### WHAT THE TASK ASKS
Write out all the material exactly. Leave nothing out.

-- BEGIN DATA PROVIDED --

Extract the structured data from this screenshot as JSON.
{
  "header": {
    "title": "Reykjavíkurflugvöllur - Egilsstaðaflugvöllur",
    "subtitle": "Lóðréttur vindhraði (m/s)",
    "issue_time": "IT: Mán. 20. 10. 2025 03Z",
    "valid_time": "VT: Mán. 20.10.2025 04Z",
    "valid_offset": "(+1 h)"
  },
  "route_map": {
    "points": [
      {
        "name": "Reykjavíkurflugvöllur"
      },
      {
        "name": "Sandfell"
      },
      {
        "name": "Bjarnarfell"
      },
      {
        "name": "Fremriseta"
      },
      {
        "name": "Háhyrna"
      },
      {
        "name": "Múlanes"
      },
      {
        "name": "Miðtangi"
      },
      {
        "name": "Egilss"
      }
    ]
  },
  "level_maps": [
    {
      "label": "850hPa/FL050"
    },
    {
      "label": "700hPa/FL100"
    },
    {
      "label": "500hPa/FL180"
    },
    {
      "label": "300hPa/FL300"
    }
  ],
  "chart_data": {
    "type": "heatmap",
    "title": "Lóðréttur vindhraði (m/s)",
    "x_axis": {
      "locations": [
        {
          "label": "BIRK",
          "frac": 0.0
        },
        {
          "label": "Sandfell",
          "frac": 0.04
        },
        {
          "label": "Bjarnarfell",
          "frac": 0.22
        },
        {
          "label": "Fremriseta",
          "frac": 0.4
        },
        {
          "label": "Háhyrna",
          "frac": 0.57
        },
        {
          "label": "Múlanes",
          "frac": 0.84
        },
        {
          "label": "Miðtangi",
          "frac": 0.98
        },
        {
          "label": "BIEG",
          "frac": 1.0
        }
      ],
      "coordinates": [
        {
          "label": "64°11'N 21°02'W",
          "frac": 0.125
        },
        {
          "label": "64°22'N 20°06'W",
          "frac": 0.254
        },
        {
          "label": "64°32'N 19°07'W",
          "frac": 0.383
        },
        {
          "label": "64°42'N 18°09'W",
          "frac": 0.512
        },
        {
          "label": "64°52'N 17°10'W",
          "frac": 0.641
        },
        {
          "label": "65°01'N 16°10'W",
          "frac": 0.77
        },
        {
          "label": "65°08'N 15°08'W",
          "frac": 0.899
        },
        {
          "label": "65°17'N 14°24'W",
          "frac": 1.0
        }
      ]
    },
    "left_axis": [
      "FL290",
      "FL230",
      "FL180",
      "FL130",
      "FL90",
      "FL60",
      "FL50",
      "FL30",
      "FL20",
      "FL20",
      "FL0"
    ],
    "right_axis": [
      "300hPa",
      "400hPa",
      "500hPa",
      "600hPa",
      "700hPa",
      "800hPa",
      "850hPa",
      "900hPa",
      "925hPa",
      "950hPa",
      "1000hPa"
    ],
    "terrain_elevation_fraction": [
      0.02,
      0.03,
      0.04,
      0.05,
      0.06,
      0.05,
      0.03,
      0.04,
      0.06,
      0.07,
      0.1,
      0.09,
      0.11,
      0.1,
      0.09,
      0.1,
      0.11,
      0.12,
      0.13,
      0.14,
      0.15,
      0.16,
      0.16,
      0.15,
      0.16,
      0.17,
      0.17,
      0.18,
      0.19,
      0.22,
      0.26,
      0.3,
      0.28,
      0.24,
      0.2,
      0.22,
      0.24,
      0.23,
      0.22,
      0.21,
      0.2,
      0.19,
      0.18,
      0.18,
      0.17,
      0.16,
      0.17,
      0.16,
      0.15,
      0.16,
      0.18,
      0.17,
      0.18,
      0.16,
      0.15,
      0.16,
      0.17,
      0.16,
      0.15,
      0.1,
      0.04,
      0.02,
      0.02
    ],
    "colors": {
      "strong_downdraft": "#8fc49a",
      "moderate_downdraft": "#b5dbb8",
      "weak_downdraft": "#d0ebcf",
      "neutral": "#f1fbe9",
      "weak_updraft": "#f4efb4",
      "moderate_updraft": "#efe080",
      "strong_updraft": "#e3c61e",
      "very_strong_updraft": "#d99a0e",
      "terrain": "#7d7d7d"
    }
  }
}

-- END DATA PROVIDED --

### RIGHT ANSWER
Extract the structured data from this screenshot as JSON.
{
  "header": {
    "title": "Reykjavíkurflugvöllur - Egilsstaðaflugvöllur",
    "subtitle": "Lóðréttur vindhraði (m/s)",
    "issue_time": "IT: Mán. 20. 10. 2025 03Z",
    "valid_time": "VT: Mán. 20.10.2025 04Z",
    "valid_offset": "(+1 h)"
  },
  "route_map": {
    "points": [
      {
        "name": "Reykjavíkurflugvöllur"
      },
      {
        "name": "Sandfell"
      },
      {
        "name": "Bjarnarfell"
      },
      {
        "name": "Fremriseta"
      },
      {
        "name": "Háhyrna"
      },
      {
        "name": "Múlanes"
      },
      {
        "name": "Miðtangi"
      },
      {
        "name": "Egilss"
      }
    ]
  },
  "level_maps": [
    {
      "label": "850hPa/FL050"
    },
    {
      "label": "700hPa/FL100"
    },
    {
      "label": "500hPa/FL180"
    },
    {
      "label": "300hPa/FL300"
    }
  ],
  "chart_data": {
    "type": "heatmap",
    "title": "Lóðréttur vindhraði (m/s)",
    "x_axis": {
      "locations": [
        {
          "label": "BIRK",
          "frac": 0.0
        },
        {
          "label": "Sandfell",
          "frac": 0.04
        },
        {
          "label": "Bjarnarfell",
          "frac": 0.22
        },
        {
          "label": "Fremriseta",
          "frac": 0.4
        },
        {
          "label": "Háhyrna",
          "frac": 0.57
        },
        {
          "label": "Múlanes",
          "frac": 0.84
        },
        {
          "label": "Miðtangi",
          "frac": 0.98
        },
        {
          "label": "BIEG",
          "frac": 1.0
        }
      ],
      "coordinates": [
        {
          "label": "64°11'N 21°02'W",
          "frac": 0.125
        },
        {
          "label": "64°22'N 20°06'W",
          "frac": 0.254
        },
        {
          "label": "64°32'N 19°07'W",
          "frac": 0.383
        },
        {
          "label": "64°42'N 18°09'W",
          "frac": 0.512
        },
        {
          "label": "64°52'N 17°10'W",
          "frac": 0.641
        },
        {
          "label": "65°01'N 16°10'W",
          "frac": 0.77
        },
        {
          "label": "65°08'N 15°08'W",
          "frac": 0.899
        },
        {
          "label": "65°17'N 14°24'W",
          "frac": 1.0
        }
      ]
    },
    "left_axis": [
      "FL290",
      "FL230",
      "FL180",
      "FL130",
      "FL90",
      "FL60",
      "FL50",
      "FL30",
      "FL20",
      "FL20",
      "FL0"
    ],
    "right_axis": [
      "300hPa",
      "400hPa",
      "500hPa",
      "600hPa",
      "700hPa",
      "800hPa",
      "850hPa",
      "900hPa",
      "925hPa",
      "950hPa",
      "1000hPa"
    ],
    "terrain_elevation_fraction": [
      0.02,
      0.03,
      0.04,
      0.05,
      0.06,
      0.05,
      0.03,
      0.04,
      0.06,
      0.07,
      0.1,
      0.09,
      0.11,
      0.1,
      0.09,
      0.1,
      0.11,
      0.12,
      0.13,
      0.14,
      0.15,
      0.16,
      0.16,
      0.15,
      0.16,
      0.17,
      0.17,
      0.18,
      0.19,
      0.22,
      0.26,
      0.3,
      0.28,
      0.24,
      0.2,
      0.22,
      0.24,
      0.23,
      0.22,
      0.21,
      0.2,
      0.19,
      0.18,
      0.18,
      0.17,
      0.16,
      0.17,
      0.16,
      0.15,
      0.16,
      0.18,
      0.17,
      0.18,
      0.16,
      0.15,
      0.16,
      0.17,
      0.16,
      0.15,
      0.1,
      0.04,
      0.02,
      0.02
    ],
    "colors": {
      "strong_downdraft": "#8fc49a",
      "moderate_downdraft": "#b5dbb8",
      "weak_downdraft": "#d0ebcf",
      "neutral": "#f1fbe9",
      "weak_updraft": "#f4efb4",
      "moderate_updraft": "#efe080",
      "strong_updraft": "#e3c61e",
      "very_strong_updraft": "#d99a0e",
      "terrain": "#7d7d7d"
    }
  }
}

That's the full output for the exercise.